- [TASK TO COMPLETE]
Every line below that holds the string "structure" should be copied.

(Extracts from a graphics dataset)
-- Opening Marker --

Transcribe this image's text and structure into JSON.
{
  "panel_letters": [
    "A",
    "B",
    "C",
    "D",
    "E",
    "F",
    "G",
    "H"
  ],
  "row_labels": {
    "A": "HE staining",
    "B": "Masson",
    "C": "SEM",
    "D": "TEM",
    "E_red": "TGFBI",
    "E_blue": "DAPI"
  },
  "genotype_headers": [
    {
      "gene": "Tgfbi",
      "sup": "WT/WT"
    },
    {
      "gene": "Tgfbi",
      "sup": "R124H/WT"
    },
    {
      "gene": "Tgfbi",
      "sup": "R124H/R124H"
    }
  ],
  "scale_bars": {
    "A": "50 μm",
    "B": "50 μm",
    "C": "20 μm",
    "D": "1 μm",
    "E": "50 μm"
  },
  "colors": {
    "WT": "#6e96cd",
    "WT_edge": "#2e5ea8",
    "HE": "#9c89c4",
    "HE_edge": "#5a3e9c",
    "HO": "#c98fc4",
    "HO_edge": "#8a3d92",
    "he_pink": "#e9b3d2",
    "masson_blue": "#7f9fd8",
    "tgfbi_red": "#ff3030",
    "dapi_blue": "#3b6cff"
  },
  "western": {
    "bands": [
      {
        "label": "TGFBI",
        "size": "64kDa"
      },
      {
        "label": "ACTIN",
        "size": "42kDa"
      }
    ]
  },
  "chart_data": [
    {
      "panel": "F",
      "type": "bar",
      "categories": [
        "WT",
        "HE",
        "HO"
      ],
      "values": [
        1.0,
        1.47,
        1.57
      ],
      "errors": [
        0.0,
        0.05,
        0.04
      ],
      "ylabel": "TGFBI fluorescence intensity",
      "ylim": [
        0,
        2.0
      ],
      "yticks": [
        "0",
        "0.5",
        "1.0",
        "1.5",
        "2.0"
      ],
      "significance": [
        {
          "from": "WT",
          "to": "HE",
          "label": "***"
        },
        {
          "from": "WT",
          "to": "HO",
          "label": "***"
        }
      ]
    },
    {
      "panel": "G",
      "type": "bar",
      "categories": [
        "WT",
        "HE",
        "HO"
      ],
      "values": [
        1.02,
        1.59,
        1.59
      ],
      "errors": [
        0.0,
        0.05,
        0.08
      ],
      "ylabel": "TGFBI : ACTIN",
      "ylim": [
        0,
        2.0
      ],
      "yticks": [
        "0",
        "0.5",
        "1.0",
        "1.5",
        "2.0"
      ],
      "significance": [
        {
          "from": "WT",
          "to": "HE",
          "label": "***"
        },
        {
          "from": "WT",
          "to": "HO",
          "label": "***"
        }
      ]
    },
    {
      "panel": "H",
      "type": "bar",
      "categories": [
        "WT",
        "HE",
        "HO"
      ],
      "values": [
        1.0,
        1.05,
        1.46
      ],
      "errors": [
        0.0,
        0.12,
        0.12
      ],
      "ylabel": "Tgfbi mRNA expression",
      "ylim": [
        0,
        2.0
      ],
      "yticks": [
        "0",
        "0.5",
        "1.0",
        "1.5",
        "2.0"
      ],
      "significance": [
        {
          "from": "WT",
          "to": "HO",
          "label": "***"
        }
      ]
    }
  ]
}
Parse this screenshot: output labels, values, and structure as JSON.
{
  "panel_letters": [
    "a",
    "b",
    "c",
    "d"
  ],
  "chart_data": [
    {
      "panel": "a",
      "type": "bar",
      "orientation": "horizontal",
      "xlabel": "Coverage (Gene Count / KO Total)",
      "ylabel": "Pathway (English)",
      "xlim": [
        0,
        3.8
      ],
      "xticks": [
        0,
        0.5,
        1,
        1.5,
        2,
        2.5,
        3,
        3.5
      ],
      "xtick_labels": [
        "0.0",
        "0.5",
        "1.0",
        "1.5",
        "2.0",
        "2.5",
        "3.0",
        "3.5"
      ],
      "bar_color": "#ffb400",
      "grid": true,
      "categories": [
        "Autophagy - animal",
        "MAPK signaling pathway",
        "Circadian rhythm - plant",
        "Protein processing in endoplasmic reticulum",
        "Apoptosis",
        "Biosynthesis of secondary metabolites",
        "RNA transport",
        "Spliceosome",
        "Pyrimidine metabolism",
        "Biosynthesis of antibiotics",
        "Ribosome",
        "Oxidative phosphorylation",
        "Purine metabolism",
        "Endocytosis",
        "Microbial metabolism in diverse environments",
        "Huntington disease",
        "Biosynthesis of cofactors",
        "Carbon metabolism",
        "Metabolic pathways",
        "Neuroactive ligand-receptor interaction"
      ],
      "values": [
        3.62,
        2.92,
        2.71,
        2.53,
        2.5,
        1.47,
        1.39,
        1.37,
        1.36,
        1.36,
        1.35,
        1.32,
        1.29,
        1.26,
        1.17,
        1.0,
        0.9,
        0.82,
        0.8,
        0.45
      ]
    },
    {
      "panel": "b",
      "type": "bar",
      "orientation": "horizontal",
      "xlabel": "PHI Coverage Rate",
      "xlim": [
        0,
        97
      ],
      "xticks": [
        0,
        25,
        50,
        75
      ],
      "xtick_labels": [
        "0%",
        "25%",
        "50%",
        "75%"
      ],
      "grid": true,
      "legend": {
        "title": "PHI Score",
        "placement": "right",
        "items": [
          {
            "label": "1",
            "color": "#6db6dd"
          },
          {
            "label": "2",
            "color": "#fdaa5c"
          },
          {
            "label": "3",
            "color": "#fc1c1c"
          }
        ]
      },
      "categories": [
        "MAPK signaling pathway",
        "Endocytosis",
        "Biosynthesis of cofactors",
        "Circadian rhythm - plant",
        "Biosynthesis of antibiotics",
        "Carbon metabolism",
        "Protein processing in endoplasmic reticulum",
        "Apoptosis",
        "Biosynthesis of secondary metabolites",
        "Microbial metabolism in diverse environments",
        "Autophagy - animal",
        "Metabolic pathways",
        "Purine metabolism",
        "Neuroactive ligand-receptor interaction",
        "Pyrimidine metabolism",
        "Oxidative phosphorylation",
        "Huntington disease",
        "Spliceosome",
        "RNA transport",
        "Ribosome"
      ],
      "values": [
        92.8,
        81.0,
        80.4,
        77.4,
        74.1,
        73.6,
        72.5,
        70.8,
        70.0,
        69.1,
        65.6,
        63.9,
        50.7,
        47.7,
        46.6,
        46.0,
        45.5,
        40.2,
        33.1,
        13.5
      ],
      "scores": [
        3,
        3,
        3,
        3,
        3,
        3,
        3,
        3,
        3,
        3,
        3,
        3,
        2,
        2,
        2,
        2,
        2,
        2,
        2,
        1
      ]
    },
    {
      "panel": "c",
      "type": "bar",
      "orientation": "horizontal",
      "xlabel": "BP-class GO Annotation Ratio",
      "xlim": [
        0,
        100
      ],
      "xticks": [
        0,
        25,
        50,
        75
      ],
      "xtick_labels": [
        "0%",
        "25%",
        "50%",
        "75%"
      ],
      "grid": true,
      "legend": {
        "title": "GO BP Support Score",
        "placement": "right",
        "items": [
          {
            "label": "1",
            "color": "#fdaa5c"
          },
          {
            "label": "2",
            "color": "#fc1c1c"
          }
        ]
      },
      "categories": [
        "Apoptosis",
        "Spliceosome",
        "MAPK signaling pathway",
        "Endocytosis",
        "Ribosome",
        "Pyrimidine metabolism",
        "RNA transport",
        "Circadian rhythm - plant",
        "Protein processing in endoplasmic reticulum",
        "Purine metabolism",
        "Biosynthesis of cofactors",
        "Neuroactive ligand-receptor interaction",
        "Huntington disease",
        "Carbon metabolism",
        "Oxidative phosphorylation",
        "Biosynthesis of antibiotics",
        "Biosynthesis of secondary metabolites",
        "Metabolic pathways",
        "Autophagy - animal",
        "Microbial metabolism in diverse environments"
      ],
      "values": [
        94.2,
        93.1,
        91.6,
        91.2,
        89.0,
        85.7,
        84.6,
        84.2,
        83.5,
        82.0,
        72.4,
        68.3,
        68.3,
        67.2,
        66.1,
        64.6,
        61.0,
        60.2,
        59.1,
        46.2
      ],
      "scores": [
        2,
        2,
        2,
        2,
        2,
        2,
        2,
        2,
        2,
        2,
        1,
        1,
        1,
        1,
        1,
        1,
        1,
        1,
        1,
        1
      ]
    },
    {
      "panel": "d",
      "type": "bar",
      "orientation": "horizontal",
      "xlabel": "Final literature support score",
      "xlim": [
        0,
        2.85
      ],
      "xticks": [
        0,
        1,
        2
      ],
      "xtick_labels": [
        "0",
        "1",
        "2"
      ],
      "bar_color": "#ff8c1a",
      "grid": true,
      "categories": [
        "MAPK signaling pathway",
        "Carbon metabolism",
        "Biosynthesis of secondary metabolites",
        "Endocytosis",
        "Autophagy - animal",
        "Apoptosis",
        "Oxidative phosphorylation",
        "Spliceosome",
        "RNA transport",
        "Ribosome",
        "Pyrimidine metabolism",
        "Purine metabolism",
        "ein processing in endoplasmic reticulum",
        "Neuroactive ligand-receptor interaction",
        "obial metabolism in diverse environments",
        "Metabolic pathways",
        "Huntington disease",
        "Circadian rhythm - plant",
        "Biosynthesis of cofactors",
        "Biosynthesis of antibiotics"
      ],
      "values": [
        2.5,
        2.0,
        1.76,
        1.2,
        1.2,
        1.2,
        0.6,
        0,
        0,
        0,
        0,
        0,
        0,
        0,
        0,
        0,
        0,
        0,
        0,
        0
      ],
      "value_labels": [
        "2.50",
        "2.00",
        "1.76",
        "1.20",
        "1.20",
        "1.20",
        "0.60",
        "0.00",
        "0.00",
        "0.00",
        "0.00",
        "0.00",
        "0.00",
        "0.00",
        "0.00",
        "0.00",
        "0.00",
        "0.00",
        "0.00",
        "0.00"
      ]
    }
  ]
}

-- Closing Marker --

- [SOLUTION TO THIS TASK]
Transcribe this image's text and structure into JSON.
Parse this screenshot: output labels, values, and structure as JSON.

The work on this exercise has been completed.